-- WORK TO BE COMPLETED --
Write out the whole listing word for word.

=== RECORDS FOR THE TASK ===

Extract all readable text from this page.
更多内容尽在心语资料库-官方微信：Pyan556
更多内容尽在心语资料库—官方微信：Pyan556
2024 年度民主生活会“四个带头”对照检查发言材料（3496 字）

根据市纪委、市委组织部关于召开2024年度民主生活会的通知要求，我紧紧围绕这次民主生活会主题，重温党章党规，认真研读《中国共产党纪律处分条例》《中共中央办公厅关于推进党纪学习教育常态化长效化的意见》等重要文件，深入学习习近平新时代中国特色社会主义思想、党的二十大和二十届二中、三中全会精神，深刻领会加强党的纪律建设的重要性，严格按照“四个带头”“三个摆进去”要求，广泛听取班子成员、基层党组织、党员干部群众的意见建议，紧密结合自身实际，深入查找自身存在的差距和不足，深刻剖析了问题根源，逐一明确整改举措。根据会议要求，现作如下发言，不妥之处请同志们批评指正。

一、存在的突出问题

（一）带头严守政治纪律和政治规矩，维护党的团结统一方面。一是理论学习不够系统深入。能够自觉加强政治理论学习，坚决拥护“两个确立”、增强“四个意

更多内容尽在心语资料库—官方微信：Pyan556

===

-- RESULT BELOW --
Extract all readable text from this page.
更多内容尽在心语资料库-官方微信：Pyan556
更多内容尽在心语资料库—官方微信：Pyan556
2024 年度民主生活会“四个带头”对照检查发言材料（3496 字）

根据市纪委、市委组织部关于召开2024年度民主生活会的通知要求，我紧紧围绕这次民主生活会主题，重温党章党规，认真研读《中国共产党纪律处分条例》《中共中央办公厅关于推进党纪学习教育常态化长效化的意见》等重要文件，深入学习习近平新时代中国特色社会主义思想、党的二十大和二十届二中、三中全会精神，深刻领会加强党的纪律建设的重要性，严格按照“四个带头”“三个摆进去”要求，广泛听取班子成员、基层党组织、党员干部群众的意见建议，紧密结合自身实际，深入查找自身存在的差距和不足，深刻剖析了问题根源，逐一明确整改举措。根据会议要求，现作如下发言，不妥之处请同志们批评指正。

一、存在的突出问题

（一）带头严守政治纪律和政治规矩，维护党的团结统一方面。一是理论学习不够系统深入。能够自觉加强政治理论学习，坚决拥护“两个确立”、增强“四个意

更多内容尽在心语资料库—官方微信：Pyan556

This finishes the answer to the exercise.